## Start

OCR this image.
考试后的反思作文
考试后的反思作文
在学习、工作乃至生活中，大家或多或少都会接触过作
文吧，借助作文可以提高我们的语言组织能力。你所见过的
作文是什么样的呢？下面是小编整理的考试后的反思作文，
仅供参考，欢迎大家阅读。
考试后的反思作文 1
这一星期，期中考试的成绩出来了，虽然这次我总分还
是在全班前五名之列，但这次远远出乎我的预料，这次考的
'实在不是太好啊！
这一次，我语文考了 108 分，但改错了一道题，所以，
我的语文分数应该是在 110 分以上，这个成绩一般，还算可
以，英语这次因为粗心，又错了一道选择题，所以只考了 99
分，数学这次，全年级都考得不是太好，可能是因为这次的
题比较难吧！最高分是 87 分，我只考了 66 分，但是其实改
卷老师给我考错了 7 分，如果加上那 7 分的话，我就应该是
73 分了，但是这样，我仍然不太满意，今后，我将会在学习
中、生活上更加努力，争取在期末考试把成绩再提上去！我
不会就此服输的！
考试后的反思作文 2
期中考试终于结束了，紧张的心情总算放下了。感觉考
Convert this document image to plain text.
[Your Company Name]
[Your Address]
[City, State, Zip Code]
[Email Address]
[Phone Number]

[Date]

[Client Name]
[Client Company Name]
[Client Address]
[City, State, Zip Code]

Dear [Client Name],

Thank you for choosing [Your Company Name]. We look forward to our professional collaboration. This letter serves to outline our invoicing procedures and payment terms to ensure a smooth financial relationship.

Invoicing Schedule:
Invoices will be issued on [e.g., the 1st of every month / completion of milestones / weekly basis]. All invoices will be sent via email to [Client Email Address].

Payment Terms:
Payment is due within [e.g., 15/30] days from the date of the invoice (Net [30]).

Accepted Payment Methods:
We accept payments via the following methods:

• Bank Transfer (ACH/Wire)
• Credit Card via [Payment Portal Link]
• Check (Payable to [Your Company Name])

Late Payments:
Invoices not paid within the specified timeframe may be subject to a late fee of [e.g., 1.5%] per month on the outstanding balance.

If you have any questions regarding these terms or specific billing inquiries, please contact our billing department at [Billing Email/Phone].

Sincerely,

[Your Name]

## End

#### TASK REQUIREMENTS
Retype the data exactly as given.

#### WRITTEN REPLY
OCR this image.
考试后的反思作文
考试后的反思作文
在学习、工作乃至生活中，大家或多或少都会接触过作
文吧，借助作文可以提高我们的语言组织能力。你所见过的
作文是什么样的呢？下面是小编整理的考试后的反思作文，
仅供参考，欢迎大家阅读。
考试后的反思作文 1
这一星期，期中考试的成绩出来了，虽然这次我总分还
是在全班前五名之列，但这次远远出乎我的预料，这次考的
'实在不是太好啊！
这一次，我语文考了 108 分，但改错了一道题，所以，
我的语文分数应该是在 110 分以上，这个成绩一般，还算可
以，英语这次因为粗心，又错了一道选择题，所以只考了 99
分，数学这次，全年级都考得不是太好，可能是因为这次的
题比较难吧！最高分是 87 分，我只考了 66 分，但是其实改
卷老师给我考错了 7 分，如果加上那 7 分的话，我就应该是
73 分了，但是这样，我仍然不太满意，今后，我将会在学习
中、生活上更加努力，争取在期末考试把成绩再提上去！我
不会就此服输的！
考试后的反思作文 2
期中考试终于结束了，紧张的心情总算放下了。感觉考
Convert this document image to plain text.
[Your Company Name]
[Your Address]
[City, State, Zip Code]
[Email Address]
[Phone Number]

[Date]

[Client Name]
[Client Company Name]
[Client Address]
[City, State, Zip Code]

Dear [Client Name],

Thank you for choosing [Your Company Name]. We look forward to our professional collaboration. This letter serves to outline our invoicing procedures and payment terms to ensure a smooth financial relationship.

Invoicing Schedule:
Invoices will be issued on [e.g., the 1st of every month / completion of milestones / weekly basis]. All invoices will be sent via email to [Client Email Address].

Payment Terms:
Payment is due within [e.g., 15/30] days from the date of the invoice (Net [30]).

Accepted Payment Methods:
We accept payments via the following methods:

• Bank Transfer (ACH/Wire)
• Credit Card via [Payment Portal Link]
• Check (Payable to [Your Company Name])

Late Payments:
Invoices not paid within the specified timeframe may be subject to a late fee of [e.g., 1.5%] per month on the outstanding balance.

If you have any questions regarding these terms or specific billing inquiries, please contact our billing department at [Billing Email/Phone].

Sincerely,

[Your Name]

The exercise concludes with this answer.